### EXERCISE OBJECTIVE
Search the material for "scatter" and show all lines that contain it.

### GIVEN DATA
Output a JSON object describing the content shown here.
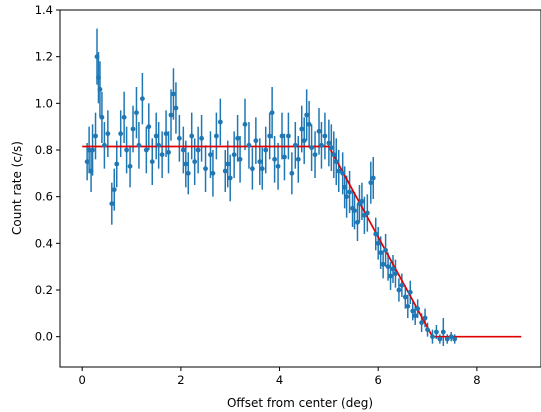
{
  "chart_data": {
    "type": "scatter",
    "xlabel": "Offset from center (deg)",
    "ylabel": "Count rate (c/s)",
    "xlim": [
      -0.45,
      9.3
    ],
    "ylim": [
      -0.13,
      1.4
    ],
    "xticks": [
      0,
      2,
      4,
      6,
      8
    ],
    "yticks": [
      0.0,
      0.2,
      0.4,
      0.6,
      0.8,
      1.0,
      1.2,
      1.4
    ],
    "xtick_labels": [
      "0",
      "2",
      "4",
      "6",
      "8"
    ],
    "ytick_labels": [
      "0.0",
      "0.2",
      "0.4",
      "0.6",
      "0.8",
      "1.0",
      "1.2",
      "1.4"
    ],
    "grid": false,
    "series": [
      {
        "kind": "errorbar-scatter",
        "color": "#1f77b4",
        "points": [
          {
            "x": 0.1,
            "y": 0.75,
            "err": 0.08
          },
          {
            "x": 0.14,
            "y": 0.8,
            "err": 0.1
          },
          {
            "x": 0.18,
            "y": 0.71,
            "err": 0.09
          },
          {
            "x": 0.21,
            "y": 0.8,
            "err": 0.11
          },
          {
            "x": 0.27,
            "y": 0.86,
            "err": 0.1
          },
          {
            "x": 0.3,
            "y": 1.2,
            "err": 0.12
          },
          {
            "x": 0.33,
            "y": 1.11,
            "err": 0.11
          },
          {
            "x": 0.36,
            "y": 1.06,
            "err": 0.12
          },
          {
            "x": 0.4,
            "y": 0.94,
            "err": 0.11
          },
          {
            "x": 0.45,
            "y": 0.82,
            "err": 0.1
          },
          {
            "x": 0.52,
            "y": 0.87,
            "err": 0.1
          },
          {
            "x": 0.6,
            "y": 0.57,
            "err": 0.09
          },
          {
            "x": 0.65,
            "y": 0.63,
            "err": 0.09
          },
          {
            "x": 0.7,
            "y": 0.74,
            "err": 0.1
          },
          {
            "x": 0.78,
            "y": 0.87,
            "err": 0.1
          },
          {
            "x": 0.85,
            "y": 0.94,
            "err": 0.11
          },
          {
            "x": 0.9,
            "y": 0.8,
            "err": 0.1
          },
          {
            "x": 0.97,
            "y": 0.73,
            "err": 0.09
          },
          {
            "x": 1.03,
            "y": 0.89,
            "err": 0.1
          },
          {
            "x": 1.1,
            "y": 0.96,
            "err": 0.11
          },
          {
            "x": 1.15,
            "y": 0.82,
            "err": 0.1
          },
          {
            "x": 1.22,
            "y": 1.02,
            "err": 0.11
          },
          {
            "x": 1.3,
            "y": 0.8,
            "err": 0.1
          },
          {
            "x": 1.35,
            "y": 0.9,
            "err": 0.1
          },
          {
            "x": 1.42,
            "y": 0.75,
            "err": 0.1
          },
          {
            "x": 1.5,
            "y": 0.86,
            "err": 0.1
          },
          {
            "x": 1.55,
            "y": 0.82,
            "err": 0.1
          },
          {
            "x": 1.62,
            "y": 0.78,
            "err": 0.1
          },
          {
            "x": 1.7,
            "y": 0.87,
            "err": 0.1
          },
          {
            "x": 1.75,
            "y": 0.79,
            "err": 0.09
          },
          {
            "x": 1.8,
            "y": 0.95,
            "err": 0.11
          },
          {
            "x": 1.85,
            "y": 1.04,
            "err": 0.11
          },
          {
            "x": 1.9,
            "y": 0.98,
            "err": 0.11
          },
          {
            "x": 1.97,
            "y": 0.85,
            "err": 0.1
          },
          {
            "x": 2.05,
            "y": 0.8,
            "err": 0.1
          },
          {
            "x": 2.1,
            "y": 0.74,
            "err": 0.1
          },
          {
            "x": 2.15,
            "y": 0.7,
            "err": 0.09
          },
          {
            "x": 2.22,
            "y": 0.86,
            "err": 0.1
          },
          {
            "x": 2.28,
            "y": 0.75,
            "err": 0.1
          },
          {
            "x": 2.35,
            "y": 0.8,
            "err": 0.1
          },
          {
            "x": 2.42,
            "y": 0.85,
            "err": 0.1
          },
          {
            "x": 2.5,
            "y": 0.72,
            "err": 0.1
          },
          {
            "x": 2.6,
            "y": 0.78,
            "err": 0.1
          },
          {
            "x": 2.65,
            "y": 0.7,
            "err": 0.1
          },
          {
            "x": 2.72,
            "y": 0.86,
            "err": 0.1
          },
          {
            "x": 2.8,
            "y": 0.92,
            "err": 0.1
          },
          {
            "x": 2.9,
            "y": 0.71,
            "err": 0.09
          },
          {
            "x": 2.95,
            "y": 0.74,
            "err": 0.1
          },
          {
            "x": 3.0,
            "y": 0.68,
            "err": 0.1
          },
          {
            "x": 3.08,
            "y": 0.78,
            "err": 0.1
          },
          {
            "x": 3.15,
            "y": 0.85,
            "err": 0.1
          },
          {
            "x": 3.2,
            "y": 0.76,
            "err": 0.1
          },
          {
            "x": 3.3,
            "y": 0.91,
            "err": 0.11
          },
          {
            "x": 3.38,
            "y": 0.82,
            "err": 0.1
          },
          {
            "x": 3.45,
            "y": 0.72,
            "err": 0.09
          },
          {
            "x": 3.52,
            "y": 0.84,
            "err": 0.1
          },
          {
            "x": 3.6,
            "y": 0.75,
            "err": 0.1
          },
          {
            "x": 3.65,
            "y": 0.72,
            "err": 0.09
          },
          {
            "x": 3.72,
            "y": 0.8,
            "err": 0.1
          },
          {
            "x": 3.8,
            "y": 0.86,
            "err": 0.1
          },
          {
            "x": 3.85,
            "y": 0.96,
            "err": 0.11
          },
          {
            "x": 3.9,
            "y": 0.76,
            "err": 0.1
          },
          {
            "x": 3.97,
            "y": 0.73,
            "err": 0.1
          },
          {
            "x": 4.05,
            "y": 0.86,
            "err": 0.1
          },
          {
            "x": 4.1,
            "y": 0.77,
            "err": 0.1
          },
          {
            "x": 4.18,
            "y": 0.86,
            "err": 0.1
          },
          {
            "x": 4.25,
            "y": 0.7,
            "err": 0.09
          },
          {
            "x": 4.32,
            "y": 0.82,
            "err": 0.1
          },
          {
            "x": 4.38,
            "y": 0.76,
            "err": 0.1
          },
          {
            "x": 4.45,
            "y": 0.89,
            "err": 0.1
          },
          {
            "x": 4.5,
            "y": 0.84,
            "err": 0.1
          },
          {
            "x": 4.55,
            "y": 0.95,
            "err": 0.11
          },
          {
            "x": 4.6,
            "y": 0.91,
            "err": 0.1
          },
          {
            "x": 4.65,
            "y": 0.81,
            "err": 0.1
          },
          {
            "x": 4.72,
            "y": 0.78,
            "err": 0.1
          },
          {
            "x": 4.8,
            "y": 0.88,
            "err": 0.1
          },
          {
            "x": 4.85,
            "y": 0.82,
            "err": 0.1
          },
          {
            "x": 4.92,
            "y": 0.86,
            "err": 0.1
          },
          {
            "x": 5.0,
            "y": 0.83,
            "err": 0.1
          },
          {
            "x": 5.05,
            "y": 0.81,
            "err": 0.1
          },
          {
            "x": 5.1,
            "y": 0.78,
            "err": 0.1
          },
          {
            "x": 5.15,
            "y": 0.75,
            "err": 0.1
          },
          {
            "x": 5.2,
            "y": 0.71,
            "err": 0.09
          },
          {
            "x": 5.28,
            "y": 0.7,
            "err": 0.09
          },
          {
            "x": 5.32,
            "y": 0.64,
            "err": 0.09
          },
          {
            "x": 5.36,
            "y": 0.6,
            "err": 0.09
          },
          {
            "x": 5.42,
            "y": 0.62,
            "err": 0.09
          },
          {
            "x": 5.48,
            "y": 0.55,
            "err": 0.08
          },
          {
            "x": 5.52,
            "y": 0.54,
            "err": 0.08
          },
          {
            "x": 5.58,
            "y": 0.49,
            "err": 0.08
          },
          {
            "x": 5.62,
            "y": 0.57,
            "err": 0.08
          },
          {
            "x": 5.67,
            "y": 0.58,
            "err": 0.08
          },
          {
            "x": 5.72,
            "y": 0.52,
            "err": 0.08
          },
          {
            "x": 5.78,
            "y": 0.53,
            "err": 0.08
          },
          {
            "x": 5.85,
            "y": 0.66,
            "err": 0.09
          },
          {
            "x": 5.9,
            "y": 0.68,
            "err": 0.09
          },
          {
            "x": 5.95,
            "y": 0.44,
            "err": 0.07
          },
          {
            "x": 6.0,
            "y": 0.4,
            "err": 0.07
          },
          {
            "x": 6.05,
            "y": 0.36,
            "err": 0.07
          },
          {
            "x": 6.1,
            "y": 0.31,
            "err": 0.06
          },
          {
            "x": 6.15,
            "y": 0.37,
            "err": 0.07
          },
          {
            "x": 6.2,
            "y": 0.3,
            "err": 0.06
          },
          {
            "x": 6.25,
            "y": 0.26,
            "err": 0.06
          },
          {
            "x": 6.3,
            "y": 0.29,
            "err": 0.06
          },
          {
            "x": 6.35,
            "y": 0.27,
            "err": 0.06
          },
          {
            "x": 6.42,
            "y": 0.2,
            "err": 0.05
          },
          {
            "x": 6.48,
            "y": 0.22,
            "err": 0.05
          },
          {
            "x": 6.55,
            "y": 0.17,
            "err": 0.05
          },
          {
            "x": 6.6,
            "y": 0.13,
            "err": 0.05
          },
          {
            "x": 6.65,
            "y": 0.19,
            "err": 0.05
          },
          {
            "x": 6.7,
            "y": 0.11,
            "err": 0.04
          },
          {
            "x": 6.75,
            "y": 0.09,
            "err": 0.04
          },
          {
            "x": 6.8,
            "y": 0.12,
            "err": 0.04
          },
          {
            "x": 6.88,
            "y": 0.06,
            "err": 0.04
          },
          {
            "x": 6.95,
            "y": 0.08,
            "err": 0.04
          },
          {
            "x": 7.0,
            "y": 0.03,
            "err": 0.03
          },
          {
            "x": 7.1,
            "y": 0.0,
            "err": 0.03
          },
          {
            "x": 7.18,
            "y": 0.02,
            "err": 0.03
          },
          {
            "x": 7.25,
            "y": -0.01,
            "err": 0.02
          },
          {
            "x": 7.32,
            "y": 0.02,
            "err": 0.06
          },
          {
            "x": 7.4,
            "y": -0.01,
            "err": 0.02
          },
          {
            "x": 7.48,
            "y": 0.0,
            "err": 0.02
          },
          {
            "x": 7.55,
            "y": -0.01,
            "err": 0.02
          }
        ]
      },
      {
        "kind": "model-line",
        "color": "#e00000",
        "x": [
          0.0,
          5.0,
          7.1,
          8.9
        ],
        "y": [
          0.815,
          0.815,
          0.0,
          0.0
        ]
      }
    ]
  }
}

### WRITTEN RESPONSE
    "type": "scatter",
        "kind": "errorbar-scatter",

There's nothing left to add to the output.